* **Material provided**:
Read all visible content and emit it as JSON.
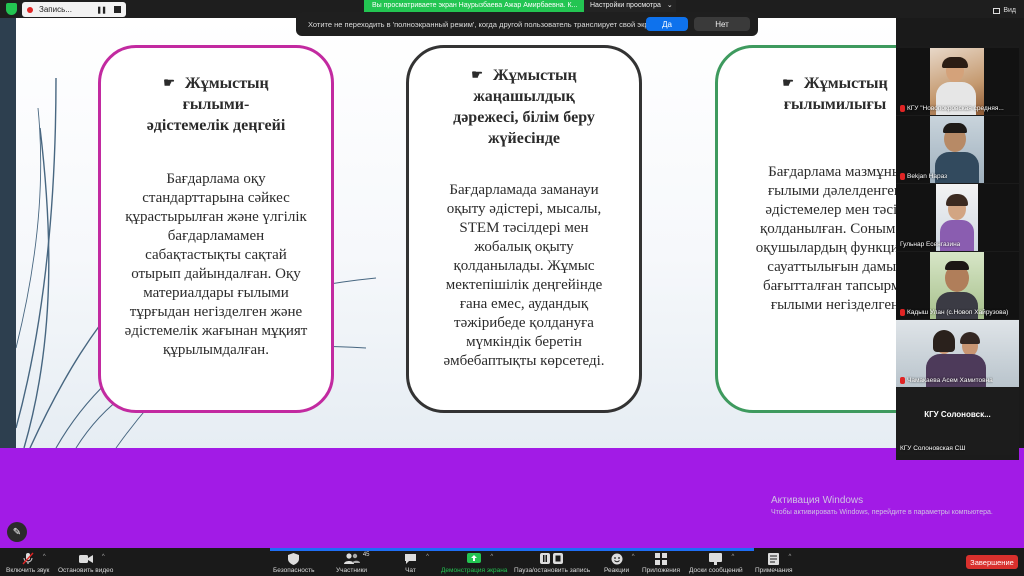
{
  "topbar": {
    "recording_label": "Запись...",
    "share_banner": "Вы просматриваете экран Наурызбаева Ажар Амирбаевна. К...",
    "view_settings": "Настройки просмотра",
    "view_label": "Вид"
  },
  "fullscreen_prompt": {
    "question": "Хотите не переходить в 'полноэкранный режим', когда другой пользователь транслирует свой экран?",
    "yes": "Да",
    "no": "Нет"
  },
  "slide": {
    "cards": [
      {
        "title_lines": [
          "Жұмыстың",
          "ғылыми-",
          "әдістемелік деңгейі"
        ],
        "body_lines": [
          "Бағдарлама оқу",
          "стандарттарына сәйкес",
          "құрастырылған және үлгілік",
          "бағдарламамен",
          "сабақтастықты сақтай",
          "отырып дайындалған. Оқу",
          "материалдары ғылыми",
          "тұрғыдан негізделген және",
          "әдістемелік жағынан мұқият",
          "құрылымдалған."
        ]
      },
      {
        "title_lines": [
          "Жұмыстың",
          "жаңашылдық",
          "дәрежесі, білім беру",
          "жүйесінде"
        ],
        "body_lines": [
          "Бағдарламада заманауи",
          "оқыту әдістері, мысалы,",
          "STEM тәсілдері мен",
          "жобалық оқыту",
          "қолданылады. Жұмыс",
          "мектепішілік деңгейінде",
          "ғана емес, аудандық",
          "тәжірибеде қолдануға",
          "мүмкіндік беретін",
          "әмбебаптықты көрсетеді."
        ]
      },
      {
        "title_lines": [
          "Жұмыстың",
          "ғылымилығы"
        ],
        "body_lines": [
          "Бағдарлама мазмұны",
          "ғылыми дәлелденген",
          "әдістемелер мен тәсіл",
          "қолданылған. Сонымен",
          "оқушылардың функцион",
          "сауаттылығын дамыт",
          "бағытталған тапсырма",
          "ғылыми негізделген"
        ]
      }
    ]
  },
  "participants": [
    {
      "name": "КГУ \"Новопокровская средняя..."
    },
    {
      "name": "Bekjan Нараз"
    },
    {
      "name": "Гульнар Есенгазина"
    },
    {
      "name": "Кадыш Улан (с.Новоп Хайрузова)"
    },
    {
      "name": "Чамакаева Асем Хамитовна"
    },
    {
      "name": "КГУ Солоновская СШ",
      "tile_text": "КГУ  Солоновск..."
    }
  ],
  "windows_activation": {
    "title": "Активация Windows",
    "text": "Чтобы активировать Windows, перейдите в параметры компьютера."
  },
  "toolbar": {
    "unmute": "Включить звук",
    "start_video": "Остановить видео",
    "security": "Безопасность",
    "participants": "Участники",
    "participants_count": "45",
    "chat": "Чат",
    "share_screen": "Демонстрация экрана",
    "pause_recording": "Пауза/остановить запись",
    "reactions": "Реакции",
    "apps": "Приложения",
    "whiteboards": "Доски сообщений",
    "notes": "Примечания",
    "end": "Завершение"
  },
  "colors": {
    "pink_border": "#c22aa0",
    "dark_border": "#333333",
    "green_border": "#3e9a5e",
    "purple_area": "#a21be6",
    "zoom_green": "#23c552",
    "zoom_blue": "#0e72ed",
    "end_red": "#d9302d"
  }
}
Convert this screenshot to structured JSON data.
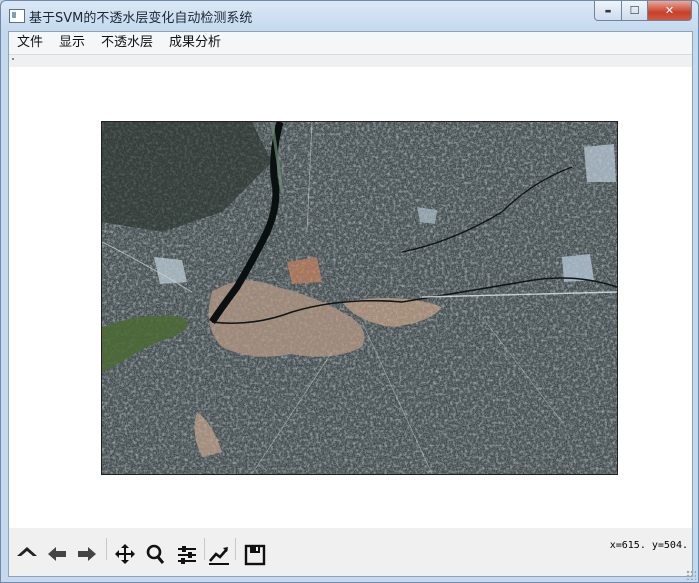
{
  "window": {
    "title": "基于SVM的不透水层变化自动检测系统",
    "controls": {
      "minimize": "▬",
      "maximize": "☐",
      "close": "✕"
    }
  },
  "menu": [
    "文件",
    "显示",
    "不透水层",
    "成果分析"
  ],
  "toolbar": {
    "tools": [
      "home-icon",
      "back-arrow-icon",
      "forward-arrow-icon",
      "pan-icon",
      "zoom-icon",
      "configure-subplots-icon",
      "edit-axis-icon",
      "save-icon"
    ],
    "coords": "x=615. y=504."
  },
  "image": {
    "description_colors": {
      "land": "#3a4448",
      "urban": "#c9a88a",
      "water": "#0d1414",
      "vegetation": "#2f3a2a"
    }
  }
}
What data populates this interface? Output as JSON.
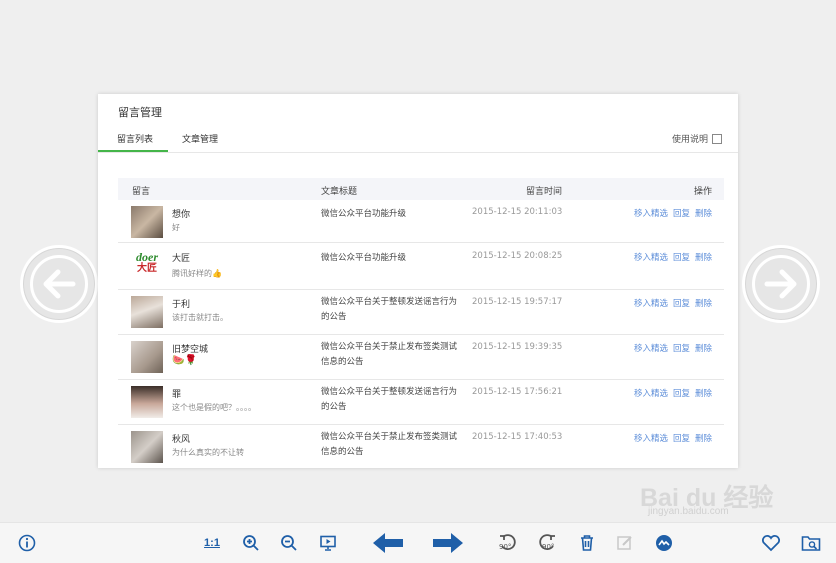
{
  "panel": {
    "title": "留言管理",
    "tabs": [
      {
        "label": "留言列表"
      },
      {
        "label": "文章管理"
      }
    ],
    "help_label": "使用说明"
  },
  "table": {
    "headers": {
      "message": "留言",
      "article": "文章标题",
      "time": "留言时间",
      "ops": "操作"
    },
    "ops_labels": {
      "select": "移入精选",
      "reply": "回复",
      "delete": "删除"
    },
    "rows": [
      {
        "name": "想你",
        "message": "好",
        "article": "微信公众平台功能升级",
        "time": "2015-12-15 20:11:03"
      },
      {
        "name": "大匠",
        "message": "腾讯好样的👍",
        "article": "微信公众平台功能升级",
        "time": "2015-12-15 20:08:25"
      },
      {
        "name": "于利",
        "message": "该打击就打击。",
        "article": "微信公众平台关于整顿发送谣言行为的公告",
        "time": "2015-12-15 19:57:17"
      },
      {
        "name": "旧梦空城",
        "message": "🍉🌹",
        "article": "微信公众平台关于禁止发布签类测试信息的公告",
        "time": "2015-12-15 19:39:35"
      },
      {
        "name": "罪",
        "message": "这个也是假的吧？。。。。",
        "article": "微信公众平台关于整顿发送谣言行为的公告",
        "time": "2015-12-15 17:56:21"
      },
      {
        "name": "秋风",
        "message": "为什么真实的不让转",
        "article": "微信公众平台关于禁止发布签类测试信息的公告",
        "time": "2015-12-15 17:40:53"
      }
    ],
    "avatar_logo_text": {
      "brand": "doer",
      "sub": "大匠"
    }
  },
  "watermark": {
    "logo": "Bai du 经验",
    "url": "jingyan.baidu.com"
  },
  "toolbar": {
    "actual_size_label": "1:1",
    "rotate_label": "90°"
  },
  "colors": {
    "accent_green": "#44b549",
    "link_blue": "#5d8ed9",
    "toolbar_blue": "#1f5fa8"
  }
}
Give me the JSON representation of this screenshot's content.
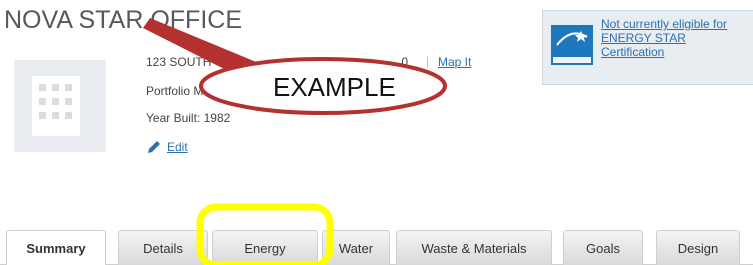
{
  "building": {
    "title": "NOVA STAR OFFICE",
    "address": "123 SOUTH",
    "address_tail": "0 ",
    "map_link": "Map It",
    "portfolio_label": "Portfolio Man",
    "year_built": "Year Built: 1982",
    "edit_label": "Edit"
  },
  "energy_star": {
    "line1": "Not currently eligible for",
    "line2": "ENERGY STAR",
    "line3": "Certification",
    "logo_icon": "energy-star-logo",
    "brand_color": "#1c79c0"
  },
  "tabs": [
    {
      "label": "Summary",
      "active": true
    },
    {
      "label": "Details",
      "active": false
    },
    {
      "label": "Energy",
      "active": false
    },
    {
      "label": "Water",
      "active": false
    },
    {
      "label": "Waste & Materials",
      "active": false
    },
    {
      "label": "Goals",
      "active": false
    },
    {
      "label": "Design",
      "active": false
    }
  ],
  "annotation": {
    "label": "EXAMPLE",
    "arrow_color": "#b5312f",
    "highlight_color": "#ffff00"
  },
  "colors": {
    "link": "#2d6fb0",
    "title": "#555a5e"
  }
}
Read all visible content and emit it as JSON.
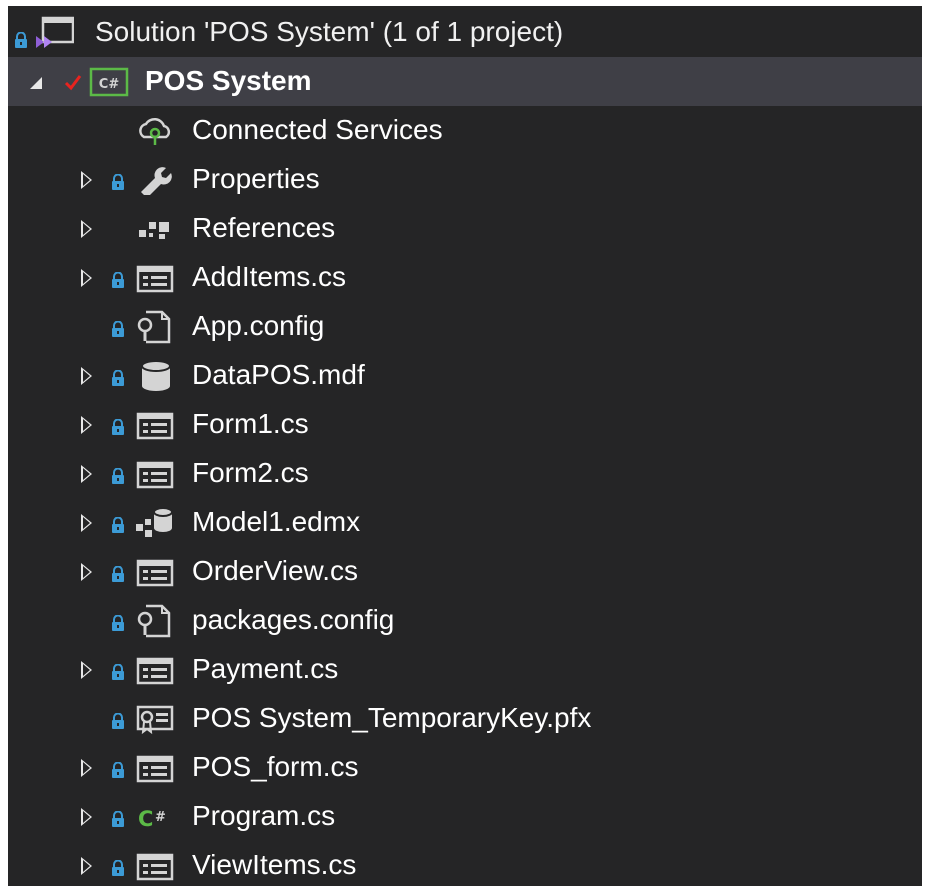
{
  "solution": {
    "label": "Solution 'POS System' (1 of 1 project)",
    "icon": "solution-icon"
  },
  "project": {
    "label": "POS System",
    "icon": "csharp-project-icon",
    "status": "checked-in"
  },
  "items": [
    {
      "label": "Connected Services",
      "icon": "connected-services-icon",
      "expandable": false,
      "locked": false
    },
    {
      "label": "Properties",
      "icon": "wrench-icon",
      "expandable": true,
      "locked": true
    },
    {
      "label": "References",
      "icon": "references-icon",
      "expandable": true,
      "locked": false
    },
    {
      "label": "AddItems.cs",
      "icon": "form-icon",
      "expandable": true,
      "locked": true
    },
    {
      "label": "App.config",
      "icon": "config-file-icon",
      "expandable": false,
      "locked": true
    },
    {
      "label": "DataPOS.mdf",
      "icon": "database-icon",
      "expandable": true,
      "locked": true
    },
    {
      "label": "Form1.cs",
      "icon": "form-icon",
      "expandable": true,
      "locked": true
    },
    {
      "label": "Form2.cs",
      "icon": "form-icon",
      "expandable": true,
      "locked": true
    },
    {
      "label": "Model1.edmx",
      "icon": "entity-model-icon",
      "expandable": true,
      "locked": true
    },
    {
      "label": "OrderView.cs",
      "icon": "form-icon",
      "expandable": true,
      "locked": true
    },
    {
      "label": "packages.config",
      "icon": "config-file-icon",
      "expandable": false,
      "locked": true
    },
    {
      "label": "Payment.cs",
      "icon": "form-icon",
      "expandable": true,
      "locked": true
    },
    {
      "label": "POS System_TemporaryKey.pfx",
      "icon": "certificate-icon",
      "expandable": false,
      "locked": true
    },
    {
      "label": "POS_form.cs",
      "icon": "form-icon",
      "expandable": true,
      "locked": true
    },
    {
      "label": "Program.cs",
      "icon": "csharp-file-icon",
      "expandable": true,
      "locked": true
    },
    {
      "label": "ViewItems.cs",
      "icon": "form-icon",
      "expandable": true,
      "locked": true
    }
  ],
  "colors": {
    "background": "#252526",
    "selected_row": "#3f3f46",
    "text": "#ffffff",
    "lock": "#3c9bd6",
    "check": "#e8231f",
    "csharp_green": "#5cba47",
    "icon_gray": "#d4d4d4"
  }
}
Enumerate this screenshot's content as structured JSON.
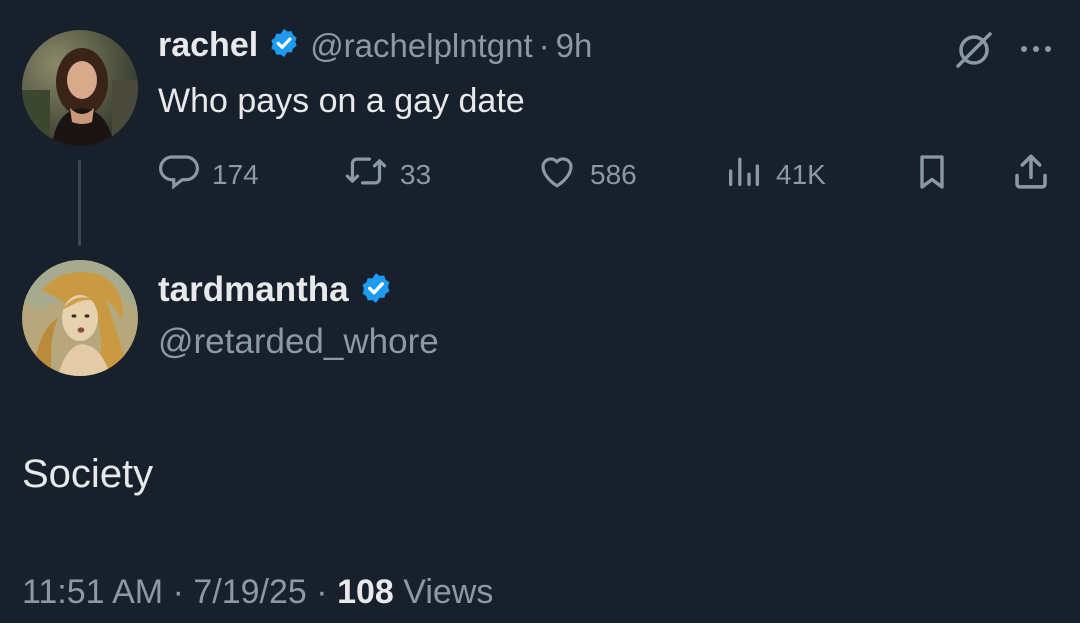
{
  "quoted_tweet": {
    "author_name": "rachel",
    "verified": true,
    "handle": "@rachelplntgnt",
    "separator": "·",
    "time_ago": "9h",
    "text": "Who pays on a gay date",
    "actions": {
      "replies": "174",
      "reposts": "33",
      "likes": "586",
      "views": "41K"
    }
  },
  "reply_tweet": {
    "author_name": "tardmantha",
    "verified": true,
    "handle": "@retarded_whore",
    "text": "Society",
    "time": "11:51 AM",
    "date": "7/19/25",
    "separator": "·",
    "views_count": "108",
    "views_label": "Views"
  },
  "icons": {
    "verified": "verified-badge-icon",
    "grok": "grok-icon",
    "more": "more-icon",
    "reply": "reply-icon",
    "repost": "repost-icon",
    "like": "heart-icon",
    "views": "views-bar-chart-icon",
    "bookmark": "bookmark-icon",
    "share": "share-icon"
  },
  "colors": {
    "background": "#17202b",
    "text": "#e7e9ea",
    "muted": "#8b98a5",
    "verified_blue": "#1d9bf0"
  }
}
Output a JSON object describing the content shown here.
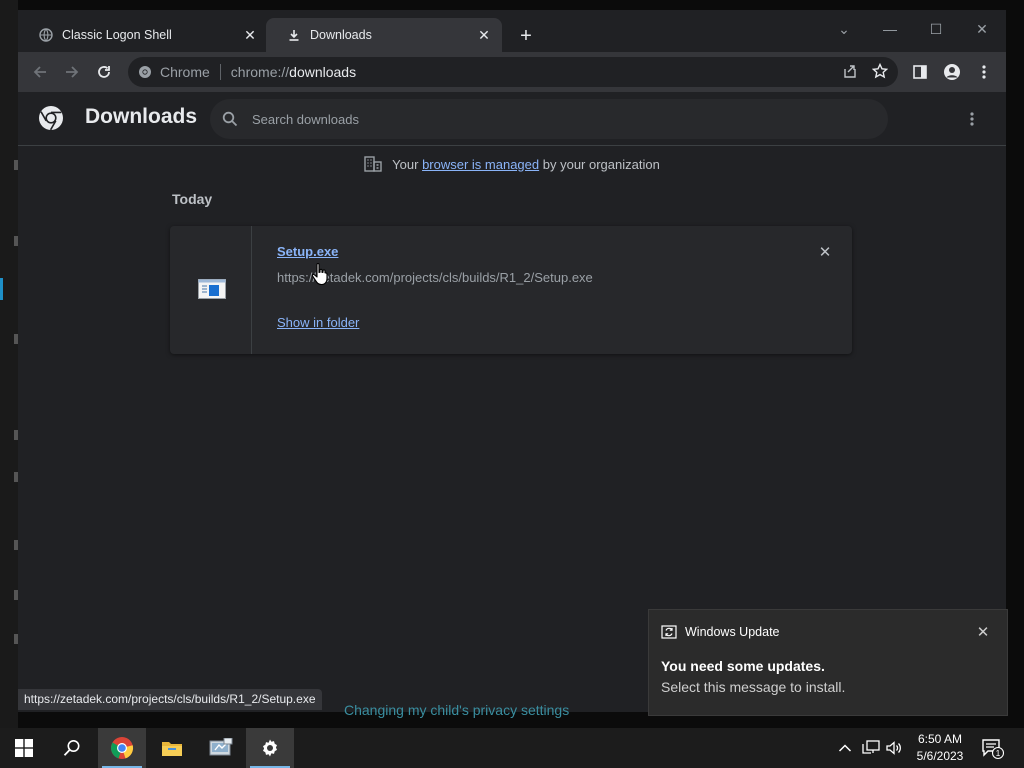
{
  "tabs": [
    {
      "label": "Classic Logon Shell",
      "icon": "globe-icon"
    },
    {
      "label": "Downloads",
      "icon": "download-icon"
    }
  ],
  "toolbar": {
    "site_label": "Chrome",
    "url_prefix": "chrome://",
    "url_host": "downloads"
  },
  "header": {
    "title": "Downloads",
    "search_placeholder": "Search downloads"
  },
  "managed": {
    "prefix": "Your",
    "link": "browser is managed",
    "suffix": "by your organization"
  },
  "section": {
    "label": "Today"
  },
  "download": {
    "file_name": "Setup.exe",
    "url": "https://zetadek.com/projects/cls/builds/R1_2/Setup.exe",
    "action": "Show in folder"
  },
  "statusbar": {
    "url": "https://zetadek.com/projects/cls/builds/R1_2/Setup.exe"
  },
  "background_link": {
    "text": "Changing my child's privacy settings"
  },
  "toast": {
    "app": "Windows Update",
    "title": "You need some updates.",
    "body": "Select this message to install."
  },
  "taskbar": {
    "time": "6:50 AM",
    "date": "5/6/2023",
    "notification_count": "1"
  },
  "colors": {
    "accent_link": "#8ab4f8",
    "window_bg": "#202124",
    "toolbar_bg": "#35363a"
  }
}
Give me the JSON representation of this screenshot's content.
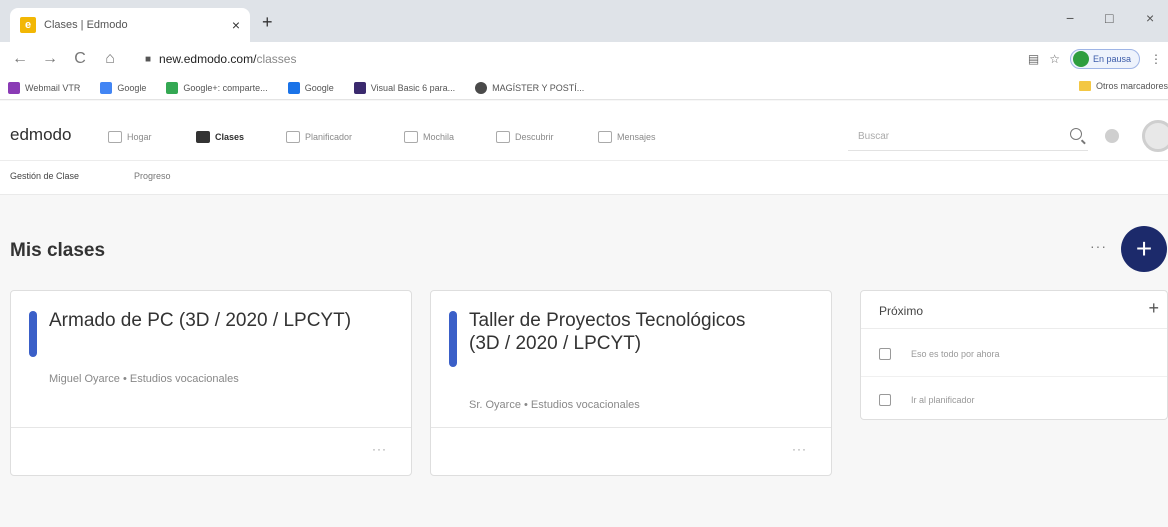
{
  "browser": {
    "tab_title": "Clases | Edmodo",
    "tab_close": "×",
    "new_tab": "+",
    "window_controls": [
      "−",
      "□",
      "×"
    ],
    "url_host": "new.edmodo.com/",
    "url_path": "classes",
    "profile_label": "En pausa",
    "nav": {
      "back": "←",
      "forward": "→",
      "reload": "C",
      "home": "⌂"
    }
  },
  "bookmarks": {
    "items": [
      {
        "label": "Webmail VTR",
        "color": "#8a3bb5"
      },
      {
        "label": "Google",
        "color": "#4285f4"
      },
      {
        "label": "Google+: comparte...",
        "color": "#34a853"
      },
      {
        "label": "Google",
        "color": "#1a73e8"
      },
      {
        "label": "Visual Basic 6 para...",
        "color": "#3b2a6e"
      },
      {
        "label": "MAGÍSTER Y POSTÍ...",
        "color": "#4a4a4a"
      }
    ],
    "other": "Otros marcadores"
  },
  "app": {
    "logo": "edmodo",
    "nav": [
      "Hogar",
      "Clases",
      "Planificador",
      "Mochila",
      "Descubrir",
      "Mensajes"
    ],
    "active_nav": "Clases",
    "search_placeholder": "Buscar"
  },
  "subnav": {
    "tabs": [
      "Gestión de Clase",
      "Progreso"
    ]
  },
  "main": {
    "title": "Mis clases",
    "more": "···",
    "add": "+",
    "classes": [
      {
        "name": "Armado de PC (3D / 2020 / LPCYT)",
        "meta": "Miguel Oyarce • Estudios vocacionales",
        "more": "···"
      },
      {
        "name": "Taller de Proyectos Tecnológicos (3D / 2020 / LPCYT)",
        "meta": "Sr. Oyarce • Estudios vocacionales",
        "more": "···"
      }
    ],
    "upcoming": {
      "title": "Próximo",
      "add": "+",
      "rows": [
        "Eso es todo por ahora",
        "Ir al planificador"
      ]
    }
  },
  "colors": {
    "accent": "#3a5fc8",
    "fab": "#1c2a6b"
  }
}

* **What is required**:
Using the listing above, show every line that includes the string "meta".

* **Solution to this task**:
        "meta": "Miguel Oyarce • Estudios vocacionales",
        "meta": "Sr. Oyarce • Estudios vocacionales",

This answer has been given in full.